- [Exercise description]: Go to the line that contains "What's the underlying", then write out that line and all that follow to the end of the listing, exactly and without pictures.

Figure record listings
----------------------------------------

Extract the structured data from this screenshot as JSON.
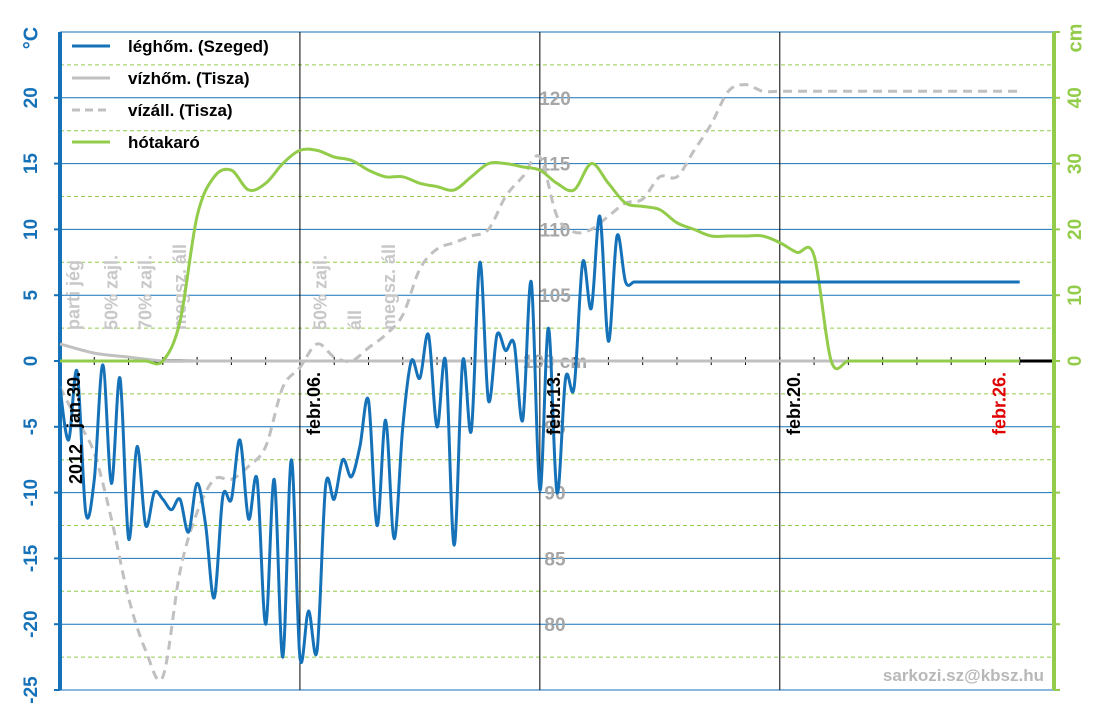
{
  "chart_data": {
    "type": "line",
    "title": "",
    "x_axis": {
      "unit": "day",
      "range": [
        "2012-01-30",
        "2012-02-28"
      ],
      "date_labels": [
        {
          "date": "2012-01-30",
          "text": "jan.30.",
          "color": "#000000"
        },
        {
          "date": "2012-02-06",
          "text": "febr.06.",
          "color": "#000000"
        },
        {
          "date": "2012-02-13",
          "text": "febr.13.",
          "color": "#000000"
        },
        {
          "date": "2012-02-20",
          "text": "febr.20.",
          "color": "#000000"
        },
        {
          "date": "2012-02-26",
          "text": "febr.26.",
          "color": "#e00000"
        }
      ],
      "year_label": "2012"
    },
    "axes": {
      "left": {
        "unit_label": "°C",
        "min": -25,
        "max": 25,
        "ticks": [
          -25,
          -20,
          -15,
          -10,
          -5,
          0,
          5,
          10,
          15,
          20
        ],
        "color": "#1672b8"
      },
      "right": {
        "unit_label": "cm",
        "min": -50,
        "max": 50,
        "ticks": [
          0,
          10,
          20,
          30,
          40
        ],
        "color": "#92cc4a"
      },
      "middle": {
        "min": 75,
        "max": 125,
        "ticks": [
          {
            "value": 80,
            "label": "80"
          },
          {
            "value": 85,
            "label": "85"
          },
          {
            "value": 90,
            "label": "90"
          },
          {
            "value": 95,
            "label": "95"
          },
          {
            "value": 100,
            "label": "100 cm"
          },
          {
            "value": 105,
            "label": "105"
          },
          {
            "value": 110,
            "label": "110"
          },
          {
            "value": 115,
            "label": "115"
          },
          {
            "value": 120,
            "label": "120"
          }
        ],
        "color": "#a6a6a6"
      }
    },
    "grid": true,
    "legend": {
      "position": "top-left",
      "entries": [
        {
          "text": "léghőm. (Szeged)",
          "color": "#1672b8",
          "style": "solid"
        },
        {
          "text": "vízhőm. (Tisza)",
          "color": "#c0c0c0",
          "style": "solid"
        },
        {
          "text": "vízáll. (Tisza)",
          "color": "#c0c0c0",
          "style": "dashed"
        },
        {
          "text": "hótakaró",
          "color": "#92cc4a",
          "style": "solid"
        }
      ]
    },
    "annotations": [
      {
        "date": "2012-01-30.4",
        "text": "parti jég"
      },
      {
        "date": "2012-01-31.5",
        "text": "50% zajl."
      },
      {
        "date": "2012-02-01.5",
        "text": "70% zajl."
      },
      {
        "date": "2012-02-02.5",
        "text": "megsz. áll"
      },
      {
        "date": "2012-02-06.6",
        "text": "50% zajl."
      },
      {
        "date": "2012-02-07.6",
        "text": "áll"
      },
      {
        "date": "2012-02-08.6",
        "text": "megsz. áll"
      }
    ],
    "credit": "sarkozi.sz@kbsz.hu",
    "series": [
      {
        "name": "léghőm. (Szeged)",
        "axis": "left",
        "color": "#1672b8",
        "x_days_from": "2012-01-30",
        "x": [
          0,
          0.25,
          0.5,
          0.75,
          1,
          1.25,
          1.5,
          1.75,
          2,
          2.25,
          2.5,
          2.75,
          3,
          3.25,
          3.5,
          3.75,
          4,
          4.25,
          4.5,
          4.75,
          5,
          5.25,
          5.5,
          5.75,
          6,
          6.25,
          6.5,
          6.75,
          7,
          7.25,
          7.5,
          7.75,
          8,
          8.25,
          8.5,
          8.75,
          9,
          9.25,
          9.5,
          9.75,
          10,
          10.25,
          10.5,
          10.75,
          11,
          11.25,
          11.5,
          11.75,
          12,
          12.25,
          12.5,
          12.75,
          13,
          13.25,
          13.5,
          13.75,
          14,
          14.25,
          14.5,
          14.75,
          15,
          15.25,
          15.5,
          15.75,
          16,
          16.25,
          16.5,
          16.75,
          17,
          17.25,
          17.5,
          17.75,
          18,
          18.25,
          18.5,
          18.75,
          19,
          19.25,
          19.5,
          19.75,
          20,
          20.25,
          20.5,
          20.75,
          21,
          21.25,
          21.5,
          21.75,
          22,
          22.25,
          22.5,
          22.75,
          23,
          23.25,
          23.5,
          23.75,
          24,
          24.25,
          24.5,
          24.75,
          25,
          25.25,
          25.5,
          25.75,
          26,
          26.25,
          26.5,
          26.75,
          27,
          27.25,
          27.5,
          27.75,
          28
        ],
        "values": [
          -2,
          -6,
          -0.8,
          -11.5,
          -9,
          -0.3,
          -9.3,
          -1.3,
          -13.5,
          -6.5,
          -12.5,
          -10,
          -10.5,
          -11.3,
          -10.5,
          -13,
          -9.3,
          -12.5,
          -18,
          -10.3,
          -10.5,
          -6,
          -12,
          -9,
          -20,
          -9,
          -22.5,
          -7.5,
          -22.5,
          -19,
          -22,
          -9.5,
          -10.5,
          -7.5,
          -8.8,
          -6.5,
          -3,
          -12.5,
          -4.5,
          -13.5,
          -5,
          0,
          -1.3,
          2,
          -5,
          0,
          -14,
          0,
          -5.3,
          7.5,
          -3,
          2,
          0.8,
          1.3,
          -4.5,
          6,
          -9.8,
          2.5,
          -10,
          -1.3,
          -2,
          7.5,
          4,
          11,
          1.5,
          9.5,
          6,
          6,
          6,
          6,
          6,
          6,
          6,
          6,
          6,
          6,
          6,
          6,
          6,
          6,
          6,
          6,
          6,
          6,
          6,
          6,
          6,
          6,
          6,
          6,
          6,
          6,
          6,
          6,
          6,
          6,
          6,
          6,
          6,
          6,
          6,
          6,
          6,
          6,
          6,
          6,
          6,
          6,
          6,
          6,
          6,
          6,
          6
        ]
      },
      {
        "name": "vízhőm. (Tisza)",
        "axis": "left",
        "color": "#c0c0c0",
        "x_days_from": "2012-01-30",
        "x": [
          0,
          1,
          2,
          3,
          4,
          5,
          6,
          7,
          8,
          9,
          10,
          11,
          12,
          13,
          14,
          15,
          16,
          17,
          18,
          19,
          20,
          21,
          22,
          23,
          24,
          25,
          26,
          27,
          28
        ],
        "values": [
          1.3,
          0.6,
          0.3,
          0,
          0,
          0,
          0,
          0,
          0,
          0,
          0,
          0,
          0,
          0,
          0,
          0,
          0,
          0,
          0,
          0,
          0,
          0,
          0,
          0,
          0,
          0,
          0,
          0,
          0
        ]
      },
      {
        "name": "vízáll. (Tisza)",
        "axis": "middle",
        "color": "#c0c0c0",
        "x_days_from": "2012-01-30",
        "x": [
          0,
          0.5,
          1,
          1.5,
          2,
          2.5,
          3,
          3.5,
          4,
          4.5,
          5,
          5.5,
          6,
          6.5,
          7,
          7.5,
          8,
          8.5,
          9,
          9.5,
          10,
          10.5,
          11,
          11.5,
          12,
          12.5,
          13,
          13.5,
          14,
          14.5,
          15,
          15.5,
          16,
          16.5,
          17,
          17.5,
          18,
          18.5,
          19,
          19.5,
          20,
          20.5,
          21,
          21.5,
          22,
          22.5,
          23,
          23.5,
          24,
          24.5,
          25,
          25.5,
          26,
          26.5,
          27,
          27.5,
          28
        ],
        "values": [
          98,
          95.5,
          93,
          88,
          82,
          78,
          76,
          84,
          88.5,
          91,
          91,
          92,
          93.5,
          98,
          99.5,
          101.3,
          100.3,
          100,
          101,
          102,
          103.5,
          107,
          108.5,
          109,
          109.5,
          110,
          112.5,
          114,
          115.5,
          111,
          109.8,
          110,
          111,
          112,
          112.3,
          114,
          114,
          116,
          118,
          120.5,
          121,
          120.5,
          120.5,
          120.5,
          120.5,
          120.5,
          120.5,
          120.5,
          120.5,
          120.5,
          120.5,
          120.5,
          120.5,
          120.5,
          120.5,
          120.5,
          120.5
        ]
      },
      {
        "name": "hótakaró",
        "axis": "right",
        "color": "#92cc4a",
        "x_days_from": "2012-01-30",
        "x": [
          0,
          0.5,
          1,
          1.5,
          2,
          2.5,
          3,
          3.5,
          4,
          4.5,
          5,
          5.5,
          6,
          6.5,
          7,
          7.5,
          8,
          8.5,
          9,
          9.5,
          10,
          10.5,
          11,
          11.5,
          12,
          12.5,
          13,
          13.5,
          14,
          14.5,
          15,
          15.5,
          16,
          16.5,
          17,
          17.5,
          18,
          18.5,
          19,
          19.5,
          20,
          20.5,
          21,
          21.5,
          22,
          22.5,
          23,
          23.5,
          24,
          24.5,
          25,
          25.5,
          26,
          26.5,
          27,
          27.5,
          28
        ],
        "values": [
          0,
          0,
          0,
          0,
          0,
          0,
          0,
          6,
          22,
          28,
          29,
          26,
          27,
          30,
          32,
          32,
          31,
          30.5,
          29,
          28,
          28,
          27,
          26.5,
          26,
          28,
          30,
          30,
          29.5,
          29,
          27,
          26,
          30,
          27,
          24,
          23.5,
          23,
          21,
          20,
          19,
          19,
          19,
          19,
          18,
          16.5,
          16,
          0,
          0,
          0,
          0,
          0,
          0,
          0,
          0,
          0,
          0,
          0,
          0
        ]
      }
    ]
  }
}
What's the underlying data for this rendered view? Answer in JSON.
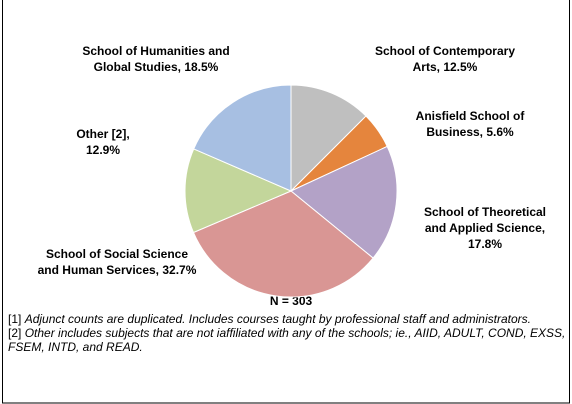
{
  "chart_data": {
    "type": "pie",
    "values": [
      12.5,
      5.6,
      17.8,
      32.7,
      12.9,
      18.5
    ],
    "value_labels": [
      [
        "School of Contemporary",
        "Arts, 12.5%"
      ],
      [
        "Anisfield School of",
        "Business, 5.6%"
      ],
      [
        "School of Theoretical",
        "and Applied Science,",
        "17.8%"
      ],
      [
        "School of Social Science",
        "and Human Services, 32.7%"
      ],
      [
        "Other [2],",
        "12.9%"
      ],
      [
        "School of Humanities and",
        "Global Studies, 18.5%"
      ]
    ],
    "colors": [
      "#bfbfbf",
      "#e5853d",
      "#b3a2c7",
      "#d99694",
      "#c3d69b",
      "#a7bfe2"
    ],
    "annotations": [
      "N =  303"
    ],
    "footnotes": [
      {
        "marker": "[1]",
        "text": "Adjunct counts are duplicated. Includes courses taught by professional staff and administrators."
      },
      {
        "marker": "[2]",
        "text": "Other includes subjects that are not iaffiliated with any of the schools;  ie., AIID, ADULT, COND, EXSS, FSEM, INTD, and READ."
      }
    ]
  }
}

----------------------------------------

- [Written solution]:
What's the underlying data for this rendered view? Answer in JSON.
{
  "chart_data": {
    "type": "pie",
    "values": [
      12.5,
      5.6,
      17.8,
      32.7,
      12.9,
      18.5
    ],
    "value_labels": [
      [
        "School of Contemporary",
        "Arts, 12.5%"
      ],
      [
        "Anisfield School of",
        "Business, 5.6%"
      ],
      [
        "School of Theoretical",
        "and Applied Science,",
        "17.8%"
      ],
      [
        "School of Social Science",
        "and Human Services, 32.7%"
      ],
      [
        "Other [2],",
        "12.9%"
      ],
      [
        "School of Humanities and",
        "Global Studies, 18.5%"
      ]
    ],
    "colors": [
      "#bfbfbf",
      "#e5853d",
      "#b3a2c7",
      "#d99694",
      "#c3d69b",
      "#a7bfe2"
    ],
    "annotations": [
      "N =  303"
    ],
    "footnotes": [
      {
        "marker": "[1]",
        "text": "Adjunct counts are duplicated. Includes courses taught by professional staff and administrators."
      },
      {
        "marker": "[2]",
        "text": "Other includes subjects that are not iaffiliated with any of the schools;  ie., AIID, ADULT, COND, EXSS, FSEM, INTD, and READ."
      }
    ]
  }
}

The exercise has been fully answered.